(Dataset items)

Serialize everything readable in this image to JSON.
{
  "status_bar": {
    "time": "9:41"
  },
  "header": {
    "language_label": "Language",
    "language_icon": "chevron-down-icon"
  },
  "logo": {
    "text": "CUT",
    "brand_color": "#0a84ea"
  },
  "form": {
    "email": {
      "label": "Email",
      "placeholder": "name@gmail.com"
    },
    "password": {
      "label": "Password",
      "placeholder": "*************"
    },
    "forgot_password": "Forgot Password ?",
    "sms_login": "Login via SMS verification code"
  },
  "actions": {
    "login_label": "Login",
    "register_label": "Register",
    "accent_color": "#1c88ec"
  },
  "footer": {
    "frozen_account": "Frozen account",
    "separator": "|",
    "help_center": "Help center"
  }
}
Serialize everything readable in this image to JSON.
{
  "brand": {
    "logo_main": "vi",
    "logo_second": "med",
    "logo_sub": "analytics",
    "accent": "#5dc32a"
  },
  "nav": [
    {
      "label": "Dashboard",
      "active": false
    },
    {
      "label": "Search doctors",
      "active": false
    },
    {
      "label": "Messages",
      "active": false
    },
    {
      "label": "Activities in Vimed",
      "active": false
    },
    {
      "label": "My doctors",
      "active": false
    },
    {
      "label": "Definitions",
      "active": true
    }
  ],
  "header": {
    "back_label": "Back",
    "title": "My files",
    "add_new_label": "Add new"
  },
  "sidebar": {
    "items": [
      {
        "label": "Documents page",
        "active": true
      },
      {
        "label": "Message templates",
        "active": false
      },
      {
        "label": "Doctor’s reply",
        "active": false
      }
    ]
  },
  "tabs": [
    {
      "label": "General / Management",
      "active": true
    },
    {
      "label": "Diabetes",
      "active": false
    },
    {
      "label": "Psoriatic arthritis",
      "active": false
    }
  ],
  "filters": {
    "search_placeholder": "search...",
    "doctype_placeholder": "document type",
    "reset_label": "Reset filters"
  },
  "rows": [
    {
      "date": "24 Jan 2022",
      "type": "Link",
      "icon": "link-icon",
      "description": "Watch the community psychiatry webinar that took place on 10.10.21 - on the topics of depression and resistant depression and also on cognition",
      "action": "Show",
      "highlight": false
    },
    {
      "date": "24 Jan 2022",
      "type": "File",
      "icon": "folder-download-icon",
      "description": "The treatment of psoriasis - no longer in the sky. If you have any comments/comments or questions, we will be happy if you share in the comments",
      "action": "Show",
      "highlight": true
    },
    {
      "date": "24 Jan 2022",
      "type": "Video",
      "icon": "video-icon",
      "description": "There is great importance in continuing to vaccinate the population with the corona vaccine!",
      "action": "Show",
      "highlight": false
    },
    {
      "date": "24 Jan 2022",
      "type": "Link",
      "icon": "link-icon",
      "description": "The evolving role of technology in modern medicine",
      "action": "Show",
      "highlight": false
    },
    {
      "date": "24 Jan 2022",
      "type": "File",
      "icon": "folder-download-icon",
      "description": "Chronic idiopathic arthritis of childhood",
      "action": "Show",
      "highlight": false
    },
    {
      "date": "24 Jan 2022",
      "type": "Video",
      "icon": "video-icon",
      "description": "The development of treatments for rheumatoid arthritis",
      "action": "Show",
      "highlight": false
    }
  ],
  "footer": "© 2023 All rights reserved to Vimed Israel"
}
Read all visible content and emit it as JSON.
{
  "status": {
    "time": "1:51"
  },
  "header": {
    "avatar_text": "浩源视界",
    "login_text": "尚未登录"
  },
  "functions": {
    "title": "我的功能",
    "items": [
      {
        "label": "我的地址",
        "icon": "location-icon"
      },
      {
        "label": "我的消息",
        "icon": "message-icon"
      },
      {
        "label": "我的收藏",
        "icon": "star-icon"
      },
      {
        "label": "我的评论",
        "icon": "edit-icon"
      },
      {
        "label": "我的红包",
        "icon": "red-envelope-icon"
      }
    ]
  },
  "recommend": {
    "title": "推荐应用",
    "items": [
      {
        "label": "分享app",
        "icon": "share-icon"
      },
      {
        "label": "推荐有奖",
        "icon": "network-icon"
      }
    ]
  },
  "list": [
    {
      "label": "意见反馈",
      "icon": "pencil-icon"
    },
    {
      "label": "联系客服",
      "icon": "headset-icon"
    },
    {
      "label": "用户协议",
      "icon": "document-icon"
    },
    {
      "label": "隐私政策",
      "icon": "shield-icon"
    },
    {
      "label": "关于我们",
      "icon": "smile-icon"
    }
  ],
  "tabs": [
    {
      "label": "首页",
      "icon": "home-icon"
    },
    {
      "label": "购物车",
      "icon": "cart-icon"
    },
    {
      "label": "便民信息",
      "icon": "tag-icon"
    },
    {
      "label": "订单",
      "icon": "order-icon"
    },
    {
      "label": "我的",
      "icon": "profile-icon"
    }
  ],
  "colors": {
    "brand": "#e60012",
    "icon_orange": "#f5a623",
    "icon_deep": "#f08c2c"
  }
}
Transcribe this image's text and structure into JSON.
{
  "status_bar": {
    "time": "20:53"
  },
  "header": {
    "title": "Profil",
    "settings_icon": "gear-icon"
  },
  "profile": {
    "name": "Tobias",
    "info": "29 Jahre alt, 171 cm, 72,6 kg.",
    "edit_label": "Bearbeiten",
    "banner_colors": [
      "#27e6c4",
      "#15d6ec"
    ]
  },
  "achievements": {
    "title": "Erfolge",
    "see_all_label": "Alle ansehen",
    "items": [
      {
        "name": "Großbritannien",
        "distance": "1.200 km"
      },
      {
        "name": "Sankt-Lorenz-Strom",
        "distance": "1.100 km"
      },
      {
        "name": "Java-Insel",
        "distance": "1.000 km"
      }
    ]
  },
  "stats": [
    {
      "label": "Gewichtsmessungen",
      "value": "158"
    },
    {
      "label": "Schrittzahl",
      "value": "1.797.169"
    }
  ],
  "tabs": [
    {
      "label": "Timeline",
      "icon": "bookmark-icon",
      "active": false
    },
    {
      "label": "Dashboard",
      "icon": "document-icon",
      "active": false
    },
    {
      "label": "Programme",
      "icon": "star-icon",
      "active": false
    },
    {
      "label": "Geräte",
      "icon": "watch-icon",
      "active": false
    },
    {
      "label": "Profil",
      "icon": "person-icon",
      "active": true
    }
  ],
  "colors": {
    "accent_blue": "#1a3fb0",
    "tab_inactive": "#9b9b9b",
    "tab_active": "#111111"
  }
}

### TASK DESCRIPTION
Everything from the line with "Transcribe this image's" through the last line of the material above should be echoed exactly, and nothing else.

### TASK RESULT
Transcribe this image's text and structure into JSON.
{
  "status_bar": {
    "time": "20:53"
  },
  "header": {
    "title": "Profil",
    "settings_icon": "gear-icon"
  },
  "profile": {
    "name": "Tobias",
    "info": "29 Jahre alt, 171 cm, 72,6 kg.",
    "edit_label": "Bearbeiten",
    "banner_colors": [
      "#27e6c4",
      "#15d6ec"
    ]
  },
  "achievements": {
    "title": "Erfolge",
    "see_all_label": "Alle ansehen",
    "items": [
      {
        "name": "Großbritannien",
        "distance": "1.200 km"
      },
      {
        "name": "Sankt-Lorenz-Strom",
        "distance": "1.100 km"
      },
      {
        "name": "Java-Insel",
        "distance": "1.000 km"
      }
    ]
  },
  "stats": [
    {
      "label": "Gewichtsmessungen",
      "value": "158"
    },
    {
      "label": "Schrittzahl",
      "value": "1.797.169"
    }
  ],
  "tabs": [
    {
      "label": "Timeline",
      "icon": "bookmark-icon",
      "active": false
    },
    {
      "label": "Dashboard",
      "icon": "document-icon",
      "active": false
    },
    {
      "label": "Programme",
      "icon": "star-icon",
      "active": false
    },
    {
      "label": "Geräte",
      "icon": "watch-icon",
      "active": false
    },
    {
      "label": "Profil",
      "icon": "person-icon",
      "active": true
    }
  ],
  "colors": {
    "accent_blue": "#1a3fb0",
    "tab_inactive": "#9b9b9b",
    "tab_active": "#111111"
  }
}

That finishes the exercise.